Could you reproduce, word for word, everything from the first of the lines below down to and including the line containing "physical-location-line-2[interactable] xyxy=(325,606,826,607)"?

>> Start

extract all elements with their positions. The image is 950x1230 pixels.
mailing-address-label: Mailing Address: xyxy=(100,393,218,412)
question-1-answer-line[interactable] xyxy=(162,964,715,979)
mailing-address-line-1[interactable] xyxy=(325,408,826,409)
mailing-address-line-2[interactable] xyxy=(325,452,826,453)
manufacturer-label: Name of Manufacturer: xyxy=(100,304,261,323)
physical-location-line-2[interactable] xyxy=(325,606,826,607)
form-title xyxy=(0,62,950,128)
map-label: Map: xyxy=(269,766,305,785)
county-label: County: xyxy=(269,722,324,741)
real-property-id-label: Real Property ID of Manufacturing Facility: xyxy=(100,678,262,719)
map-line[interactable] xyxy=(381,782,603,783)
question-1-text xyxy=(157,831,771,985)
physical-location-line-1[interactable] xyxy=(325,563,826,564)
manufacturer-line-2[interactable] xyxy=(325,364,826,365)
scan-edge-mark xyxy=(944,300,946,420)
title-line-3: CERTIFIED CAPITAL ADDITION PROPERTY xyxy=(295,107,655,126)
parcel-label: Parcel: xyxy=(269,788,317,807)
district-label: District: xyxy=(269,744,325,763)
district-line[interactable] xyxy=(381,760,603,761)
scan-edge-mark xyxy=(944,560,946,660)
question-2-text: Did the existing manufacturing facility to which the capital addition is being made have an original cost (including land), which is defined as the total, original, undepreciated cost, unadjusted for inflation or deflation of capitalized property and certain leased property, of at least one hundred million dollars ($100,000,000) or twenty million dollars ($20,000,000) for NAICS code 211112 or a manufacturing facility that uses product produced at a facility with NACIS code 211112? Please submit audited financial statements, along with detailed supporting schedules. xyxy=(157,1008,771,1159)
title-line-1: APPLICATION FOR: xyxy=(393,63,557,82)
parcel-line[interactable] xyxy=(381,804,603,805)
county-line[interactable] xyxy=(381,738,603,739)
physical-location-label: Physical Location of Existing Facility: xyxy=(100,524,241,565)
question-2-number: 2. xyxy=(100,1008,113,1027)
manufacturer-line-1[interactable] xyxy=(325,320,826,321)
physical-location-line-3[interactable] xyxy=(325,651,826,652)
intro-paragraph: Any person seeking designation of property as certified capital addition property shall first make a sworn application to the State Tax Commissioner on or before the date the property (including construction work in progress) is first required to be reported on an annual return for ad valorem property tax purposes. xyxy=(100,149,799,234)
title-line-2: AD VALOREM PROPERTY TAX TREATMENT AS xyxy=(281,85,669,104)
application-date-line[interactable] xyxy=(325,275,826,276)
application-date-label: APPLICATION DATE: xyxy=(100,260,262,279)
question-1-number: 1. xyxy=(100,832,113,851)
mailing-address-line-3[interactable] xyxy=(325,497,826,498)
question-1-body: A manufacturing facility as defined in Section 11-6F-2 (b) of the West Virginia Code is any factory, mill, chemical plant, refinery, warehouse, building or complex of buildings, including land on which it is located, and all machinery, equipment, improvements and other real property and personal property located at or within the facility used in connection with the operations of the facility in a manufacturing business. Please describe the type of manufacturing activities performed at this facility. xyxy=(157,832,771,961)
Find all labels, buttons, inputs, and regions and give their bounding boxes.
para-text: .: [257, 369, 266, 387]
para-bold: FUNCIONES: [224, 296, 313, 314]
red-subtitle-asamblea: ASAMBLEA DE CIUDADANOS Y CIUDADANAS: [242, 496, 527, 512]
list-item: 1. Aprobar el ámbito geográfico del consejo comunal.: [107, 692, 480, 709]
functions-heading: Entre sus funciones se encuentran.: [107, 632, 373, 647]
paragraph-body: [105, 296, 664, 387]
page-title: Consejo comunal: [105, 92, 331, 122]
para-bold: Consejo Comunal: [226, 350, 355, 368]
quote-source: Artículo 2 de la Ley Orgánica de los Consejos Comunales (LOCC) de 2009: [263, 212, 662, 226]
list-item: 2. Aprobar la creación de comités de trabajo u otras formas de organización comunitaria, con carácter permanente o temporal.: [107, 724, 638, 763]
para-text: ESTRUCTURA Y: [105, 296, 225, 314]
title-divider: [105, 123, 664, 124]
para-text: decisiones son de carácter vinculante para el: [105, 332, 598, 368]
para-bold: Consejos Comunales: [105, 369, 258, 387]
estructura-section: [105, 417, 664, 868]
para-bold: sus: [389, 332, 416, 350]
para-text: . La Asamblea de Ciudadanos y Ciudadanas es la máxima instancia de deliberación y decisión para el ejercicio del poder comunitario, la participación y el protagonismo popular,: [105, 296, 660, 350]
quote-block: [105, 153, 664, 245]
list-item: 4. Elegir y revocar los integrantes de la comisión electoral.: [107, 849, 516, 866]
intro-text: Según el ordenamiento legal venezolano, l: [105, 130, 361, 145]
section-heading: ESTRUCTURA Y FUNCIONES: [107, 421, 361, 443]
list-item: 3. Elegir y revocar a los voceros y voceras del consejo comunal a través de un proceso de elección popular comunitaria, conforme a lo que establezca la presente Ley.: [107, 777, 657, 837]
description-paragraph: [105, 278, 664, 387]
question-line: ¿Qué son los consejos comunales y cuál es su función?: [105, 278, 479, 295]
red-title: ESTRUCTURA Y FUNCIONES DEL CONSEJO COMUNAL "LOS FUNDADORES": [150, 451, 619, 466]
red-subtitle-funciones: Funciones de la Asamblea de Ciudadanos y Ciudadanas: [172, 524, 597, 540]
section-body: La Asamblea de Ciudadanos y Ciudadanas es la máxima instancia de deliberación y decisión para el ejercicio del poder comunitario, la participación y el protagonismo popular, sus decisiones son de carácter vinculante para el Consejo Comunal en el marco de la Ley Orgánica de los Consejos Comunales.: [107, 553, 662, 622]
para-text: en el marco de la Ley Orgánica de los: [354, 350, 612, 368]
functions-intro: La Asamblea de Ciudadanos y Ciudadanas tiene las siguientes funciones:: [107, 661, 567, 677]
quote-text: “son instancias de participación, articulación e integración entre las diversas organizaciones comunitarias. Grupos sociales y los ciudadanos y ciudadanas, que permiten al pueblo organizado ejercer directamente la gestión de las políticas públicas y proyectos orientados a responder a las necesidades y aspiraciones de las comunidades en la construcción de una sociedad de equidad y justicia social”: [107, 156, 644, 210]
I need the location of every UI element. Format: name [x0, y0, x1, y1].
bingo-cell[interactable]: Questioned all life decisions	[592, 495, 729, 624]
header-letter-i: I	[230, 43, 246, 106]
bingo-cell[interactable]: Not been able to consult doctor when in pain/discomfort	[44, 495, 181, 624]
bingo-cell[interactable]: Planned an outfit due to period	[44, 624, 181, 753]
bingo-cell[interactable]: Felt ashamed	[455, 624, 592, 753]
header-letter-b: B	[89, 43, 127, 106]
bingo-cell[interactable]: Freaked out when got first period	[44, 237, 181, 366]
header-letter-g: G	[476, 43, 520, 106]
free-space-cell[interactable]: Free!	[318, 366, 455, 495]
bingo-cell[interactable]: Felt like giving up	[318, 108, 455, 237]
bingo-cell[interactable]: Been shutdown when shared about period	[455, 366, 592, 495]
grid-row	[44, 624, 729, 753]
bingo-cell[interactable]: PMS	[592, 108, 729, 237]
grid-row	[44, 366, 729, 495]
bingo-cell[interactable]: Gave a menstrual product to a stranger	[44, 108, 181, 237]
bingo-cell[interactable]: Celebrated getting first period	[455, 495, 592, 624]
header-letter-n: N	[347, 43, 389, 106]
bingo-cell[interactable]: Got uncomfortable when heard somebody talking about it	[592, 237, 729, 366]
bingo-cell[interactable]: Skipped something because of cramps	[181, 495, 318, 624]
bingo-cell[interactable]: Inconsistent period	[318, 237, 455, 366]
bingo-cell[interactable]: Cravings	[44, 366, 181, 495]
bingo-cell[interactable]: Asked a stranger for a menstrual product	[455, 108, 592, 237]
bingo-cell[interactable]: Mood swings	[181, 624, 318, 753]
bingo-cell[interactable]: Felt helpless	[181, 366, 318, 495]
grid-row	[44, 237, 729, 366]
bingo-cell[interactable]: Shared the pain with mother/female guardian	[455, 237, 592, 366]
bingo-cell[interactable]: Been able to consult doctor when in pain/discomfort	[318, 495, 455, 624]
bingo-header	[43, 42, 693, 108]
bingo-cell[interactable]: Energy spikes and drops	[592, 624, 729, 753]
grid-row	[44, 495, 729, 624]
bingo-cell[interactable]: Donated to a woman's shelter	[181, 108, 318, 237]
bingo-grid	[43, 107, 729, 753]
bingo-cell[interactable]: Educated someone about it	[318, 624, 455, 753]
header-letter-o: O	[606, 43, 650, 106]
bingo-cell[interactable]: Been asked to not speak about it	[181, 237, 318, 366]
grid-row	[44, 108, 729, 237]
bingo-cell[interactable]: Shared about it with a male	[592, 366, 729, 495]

>> End

** Correct answer **
extract all elements with their positions. The image is 950x1230 pixels.
mailing-address-label: Mailing Address: xyxy=(100,393,218,412)
question-1-answer-line[interactable] xyxy=(162,964,715,979)
mailing-address-line-1[interactable] xyxy=(325,408,826,409)
mailing-address-line-2[interactable] xyxy=(325,452,826,453)
manufacturer-label: Name of Manufacturer: xyxy=(100,304,261,323)
physical-location-line-2[interactable] xyxy=(325,606,826,607)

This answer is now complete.